WORK INSTRUCTIONS: Output each entry below as it stands, leaving out every picture.

DATA PROVIDED:
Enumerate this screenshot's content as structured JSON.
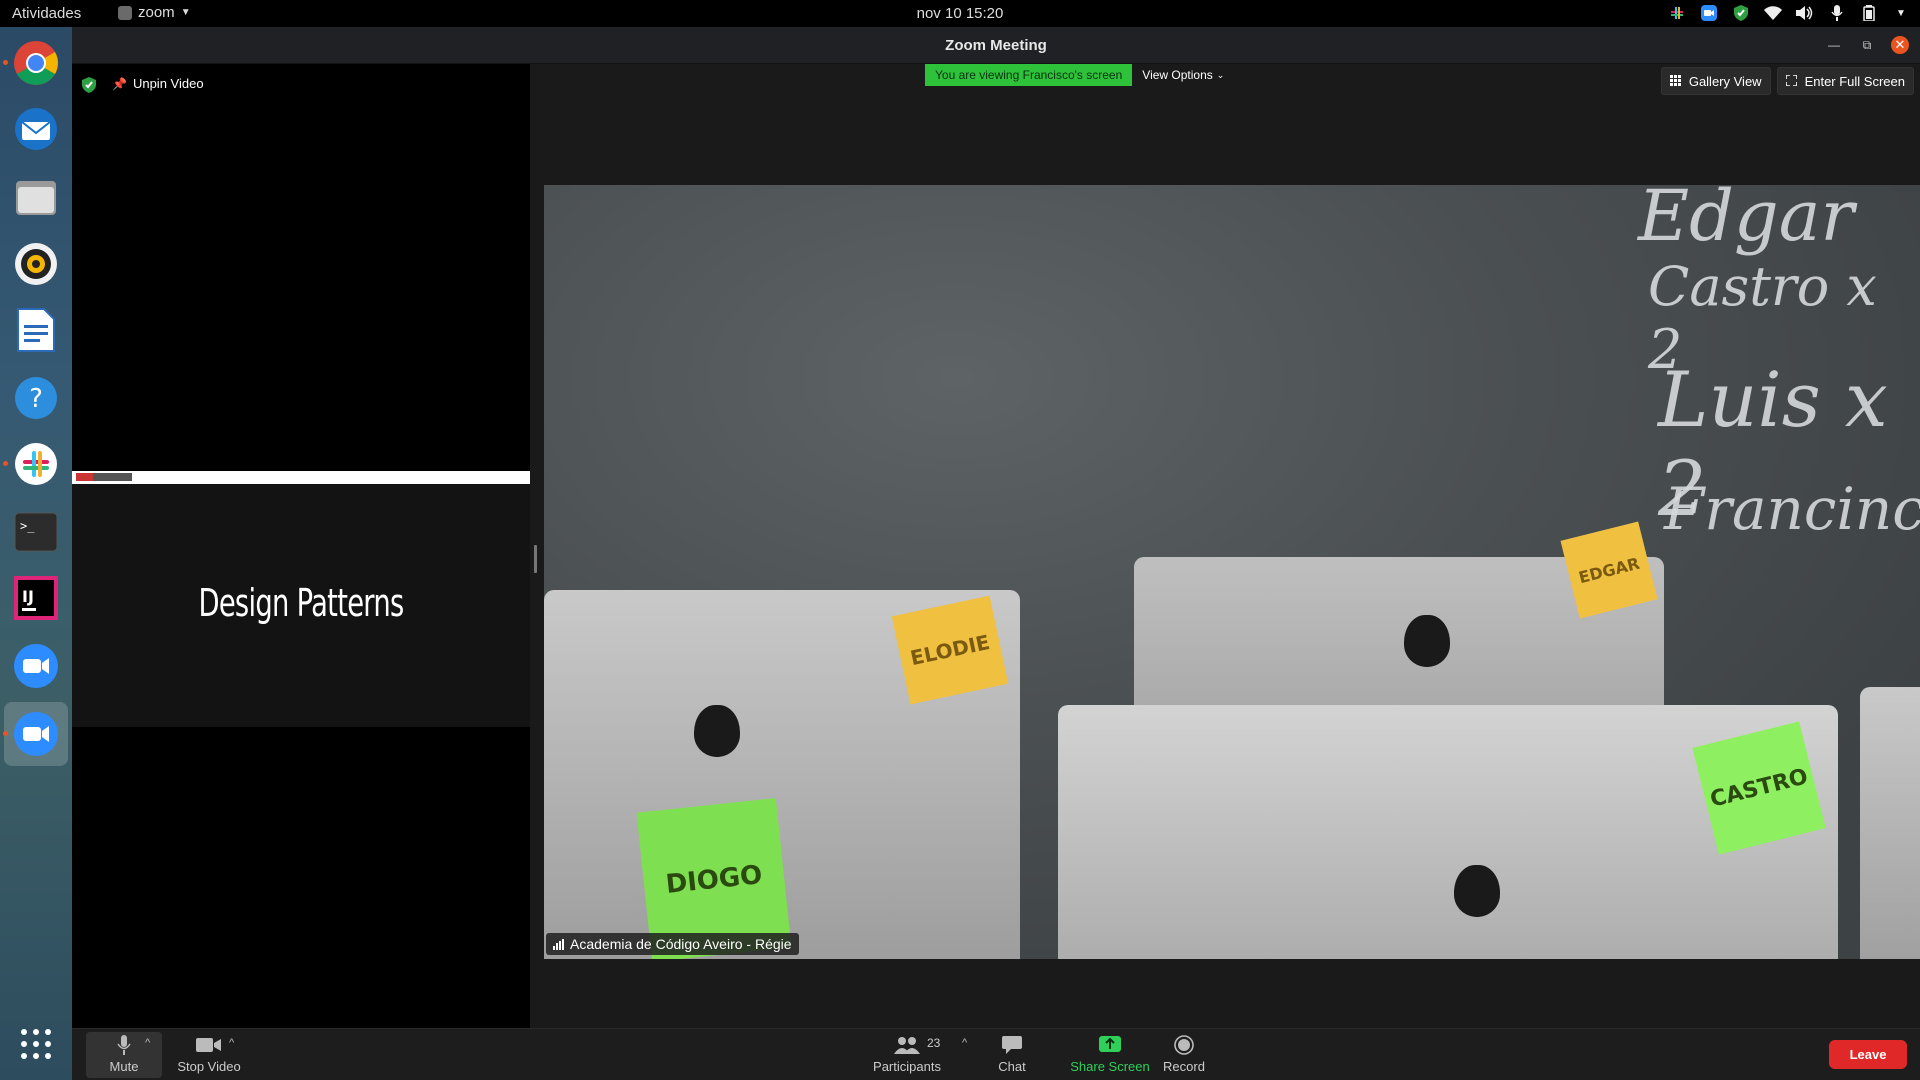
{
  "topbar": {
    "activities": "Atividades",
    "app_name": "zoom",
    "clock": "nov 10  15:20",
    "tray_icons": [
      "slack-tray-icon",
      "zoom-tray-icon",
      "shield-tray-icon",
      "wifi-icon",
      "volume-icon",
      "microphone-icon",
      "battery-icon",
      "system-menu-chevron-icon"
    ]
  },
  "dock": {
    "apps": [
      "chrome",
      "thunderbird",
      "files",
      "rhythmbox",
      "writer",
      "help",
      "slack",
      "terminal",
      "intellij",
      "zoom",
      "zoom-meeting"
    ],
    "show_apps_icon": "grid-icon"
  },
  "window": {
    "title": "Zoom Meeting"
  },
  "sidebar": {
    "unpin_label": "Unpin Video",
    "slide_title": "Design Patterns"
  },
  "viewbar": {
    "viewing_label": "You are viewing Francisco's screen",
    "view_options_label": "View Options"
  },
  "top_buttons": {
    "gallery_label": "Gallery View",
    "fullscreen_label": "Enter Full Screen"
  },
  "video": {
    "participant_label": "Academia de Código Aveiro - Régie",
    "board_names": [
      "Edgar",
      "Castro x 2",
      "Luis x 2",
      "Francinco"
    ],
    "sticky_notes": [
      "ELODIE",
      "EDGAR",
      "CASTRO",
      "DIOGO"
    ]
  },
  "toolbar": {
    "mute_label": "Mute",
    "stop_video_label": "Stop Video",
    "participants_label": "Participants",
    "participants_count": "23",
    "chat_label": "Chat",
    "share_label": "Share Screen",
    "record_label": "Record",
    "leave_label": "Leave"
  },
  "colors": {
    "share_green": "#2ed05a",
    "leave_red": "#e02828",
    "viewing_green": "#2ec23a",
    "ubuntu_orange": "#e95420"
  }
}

RESULT:
Enumerate this screenshot's content as structured JSON.
{
  "topbar": {
    "activities": "Atividades",
    "app_name": "zoom",
    "clock": "nov 10  15:20",
    "tray_icons": [
      "slack-tray-icon",
      "zoom-tray-icon",
      "shield-tray-icon",
      "wifi-icon",
      "volume-icon",
      "microphone-icon",
      "battery-icon",
      "system-menu-chevron-icon"
    ]
  },
  "dock": {
    "apps": [
      "chrome",
      "thunderbird",
      "files",
      "rhythmbox",
      "writer",
      "help",
      "slack",
      "terminal",
      "intellij",
      "zoom",
      "zoom-meeting"
    ],
    "show_apps_icon": "grid-icon"
  },
  "window": {
    "title": "Zoom Meeting"
  },
  "sidebar": {
    "unpin_label": "Unpin Video",
    "slide_title": "Design Patterns"
  },
  "viewbar": {
    "viewing_label": "You are viewing Francisco's screen",
    "view_options_label": "View Options"
  },
  "top_buttons": {
    "gallery_label": "Gallery View",
    "fullscreen_label": "Enter Full Screen"
  },
  "video": {
    "participant_label": "Academia de Código Aveiro - Régie",
    "board_names": [
      "Edgar",
      "Castro x 2",
      "Luis x 2",
      "Francinco"
    ],
    "sticky_notes": [
      "ELODIE",
      "EDGAR",
      "CASTRO",
      "DIOGO"
    ]
  },
  "toolbar": {
    "mute_label": "Mute",
    "stop_video_label": "Stop Video",
    "participants_label": "Participants",
    "participants_count": "23",
    "chat_label": "Chat",
    "share_label": "Share Screen",
    "record_label": "Record",
    "leave_label": "Leave"
  },
  "colors": {
    "share_green": "#2ed05a",
    "leave_red": "#e02828",
    "viewing_green": "#2ec23a",
    "ubuntu_orange": "#e95420"
  }
}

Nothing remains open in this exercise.